**AIM OF THE TASK:** The entries below are to be repeated exactly as they stand.
[Begin EXTRACTED RECORDS]
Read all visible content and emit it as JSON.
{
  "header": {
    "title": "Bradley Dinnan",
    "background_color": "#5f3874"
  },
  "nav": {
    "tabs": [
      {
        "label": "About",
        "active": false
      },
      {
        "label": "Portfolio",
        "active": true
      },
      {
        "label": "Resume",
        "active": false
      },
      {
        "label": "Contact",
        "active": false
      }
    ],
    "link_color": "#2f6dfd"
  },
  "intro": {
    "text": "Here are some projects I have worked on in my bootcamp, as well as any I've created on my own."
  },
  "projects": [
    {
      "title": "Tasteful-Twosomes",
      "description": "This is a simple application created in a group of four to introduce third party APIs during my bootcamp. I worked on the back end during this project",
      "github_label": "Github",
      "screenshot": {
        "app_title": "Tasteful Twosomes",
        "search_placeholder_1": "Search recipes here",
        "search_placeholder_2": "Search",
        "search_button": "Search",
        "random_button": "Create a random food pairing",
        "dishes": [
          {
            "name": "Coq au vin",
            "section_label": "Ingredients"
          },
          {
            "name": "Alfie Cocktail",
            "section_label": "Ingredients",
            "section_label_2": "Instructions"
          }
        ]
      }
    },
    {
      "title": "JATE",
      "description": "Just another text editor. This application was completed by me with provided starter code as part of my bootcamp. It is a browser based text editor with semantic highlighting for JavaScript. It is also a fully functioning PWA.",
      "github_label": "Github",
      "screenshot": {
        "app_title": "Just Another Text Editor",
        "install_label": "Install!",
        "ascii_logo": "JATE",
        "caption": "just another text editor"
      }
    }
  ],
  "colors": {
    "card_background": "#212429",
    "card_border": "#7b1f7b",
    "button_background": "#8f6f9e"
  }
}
[End EXTRACTED RECORDS]
**RESPONSE FOR THIS EXERCISE:**
Read all visible content and emit it as JSON.
{
  "header": {
    "title": "Bradley Dinnan",
    "background_color": "#5f3874"
  },
  "nav": {
    "tabs": [
      {
        "label": "About",
        "active": false
      },
      {
        "label": "Portfolio",
        "active": true
      },
      {
        "label": "Resume",
        "active": false
      },
      {
        "label": "Contact",
        "active": false
      }
    ],
    "link_color": "#2f6dfd"
  },
  "intro": {
    "text": "Here are some projects I have worked on in my bootcamp, as well as any I've created on my own."
  },
  "projects": [
    {
      "title": "Tasteful-Twosomes",
      "description": "This is a simple application created in a group of four to introduce third party APIs during my bootcamp. I worked on the back end during this project",
      "github_label": "Github",
      "screenshot": {
        "app_title": "Tasteful Twosomes",
        "search_placeholder_1": "Search recipes here",
        "search_placeholder_2": "Search",
        "search_button": "Search",
        "random_button": "Create a random food pairing",
        "dishes": [
          {
            "name": "Coq au vin",
            "section_label": "Ingredients"
          },
          {
            "name": "Alfie Cocktail",
            "section_label": "Ingredients",
            "section_label_2": "Instructions"
          }
        ]
      }
    },
    {
      "title": "JATE",
      "description": "Just another text editor. This application was completed by me with provided starter code as part of my bootcamp. It is a browser based text editor with semantic highlighting for JavaScript. It is also a fully functioning PWA.",
      "github_label": "Github",
      "screenshot": {
        "app_title": "Just Another Text Editor",
        "install_label": "Install!",
        "ascii_logo": "JATE",
        "caption": "just another text editor"
      }
    }
  ],
  "colors": {
    "card_background": "#212429",
    "card_border": "#7b1f7b",
    "button_background": "#8f6f9e"
  }
}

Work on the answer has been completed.